Assignment: In the passage on HVAC stock valuations below, reproduce everything from "What the multiples" down to "the primary driver.".

** Opening Excerpt to read block **

What the multiples embed: AAON's 104x trailing P/E requires multi-year high-growth in BASX revenue to converge toward a normal earnings yield. If AAON hits $2B+ in revenue at 15%+ operating margins (~$300M+ operating income est.), out-year earnings would be materially higher than the current base. JCI's 45x trailing P/E reflects both data-center momentum and the post-divestiture structure (exited residential HVAC) — management guides ~50% operating leverage on incremental revenue. TT and LII trade on broad commercial HVAC cycle dynamics; data-center cooling is a tailwind, not the primary driver.
Source: StockAnalysis.com; calculated from figures above.

** Closing Excerpt to read block **
** Opening Dataset entries block **

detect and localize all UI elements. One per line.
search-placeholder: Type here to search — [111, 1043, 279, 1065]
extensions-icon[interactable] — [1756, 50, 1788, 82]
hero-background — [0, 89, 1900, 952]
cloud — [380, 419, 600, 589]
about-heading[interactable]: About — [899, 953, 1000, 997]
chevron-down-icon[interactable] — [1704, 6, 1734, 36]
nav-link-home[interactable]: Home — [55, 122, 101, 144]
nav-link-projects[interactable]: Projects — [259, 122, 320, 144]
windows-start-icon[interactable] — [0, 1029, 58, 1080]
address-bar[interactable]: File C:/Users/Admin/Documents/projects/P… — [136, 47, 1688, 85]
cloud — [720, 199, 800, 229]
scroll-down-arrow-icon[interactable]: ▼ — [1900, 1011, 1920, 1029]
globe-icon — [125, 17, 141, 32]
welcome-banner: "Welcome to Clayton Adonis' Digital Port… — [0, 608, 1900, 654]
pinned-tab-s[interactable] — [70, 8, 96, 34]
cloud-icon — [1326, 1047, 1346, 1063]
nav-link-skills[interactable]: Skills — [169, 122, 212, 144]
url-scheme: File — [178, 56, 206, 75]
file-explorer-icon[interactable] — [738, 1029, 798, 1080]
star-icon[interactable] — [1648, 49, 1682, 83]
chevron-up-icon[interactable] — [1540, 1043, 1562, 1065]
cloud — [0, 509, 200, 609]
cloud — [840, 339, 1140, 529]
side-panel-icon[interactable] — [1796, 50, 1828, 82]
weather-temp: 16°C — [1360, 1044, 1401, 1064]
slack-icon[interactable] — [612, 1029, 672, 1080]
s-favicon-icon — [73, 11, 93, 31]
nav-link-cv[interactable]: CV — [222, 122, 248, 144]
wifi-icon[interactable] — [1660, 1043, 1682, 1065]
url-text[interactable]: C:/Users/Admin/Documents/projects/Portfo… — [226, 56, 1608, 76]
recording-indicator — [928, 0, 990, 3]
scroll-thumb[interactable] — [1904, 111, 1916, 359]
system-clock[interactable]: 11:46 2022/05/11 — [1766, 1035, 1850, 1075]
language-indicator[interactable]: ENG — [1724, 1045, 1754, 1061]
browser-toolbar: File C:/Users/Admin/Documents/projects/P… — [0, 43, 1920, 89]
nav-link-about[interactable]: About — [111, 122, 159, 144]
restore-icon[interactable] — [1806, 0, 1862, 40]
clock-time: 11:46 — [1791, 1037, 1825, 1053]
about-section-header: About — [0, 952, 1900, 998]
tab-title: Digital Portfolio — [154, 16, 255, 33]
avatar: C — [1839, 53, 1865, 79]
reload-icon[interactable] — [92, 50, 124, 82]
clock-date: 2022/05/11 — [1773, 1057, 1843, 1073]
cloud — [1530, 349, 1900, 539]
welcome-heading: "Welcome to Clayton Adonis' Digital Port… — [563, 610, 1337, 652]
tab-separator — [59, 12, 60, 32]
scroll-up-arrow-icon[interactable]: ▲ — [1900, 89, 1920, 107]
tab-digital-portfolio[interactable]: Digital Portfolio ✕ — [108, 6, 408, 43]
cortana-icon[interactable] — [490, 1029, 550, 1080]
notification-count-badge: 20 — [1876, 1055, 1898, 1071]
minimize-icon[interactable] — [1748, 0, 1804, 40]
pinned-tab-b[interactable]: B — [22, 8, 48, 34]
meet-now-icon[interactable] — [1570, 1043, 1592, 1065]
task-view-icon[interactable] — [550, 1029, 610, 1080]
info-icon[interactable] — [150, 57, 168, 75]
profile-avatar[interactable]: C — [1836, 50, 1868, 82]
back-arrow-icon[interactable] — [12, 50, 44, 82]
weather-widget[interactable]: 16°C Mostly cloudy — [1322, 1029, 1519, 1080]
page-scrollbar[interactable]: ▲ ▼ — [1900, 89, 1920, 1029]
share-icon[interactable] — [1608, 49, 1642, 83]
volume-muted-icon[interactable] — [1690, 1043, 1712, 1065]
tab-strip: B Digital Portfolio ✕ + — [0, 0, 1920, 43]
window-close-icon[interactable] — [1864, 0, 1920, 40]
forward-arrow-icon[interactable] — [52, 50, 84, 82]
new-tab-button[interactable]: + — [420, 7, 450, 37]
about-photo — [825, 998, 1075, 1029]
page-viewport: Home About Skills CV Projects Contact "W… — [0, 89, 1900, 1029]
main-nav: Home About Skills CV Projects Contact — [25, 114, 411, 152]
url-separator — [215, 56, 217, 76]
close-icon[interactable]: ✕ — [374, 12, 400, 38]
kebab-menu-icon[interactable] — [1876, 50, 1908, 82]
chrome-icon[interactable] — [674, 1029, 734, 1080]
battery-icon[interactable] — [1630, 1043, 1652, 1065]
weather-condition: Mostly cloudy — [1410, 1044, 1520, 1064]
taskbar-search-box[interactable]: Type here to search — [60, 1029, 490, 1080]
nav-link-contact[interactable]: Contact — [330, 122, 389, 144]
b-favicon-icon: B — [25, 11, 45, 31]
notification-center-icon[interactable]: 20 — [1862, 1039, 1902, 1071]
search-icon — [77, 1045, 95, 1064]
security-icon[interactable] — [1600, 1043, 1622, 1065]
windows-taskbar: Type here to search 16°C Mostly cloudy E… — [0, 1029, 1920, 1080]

** Closing Dataset entries block **

Your response:
What the multiples embed: AAON's 104x trailing P/E requires multi-year high-growth in BASX revenue to converge toward a normal earnings yield. If AAON hits $2B+ in revenue at 15%+ operating margins (~$300M+ operating income est.), out-year earnings would be materially higher than the current base. JCI's 45x trailing P/E reflects both data-center momentum and the post-divestiture structure (exited residential HVAC) — management guides ~50% operating leverage on incremental revenue. TT and LII trade on broad commercial HVAC cycle dynamics; data-center cooling is a tailwind, not the primary driver.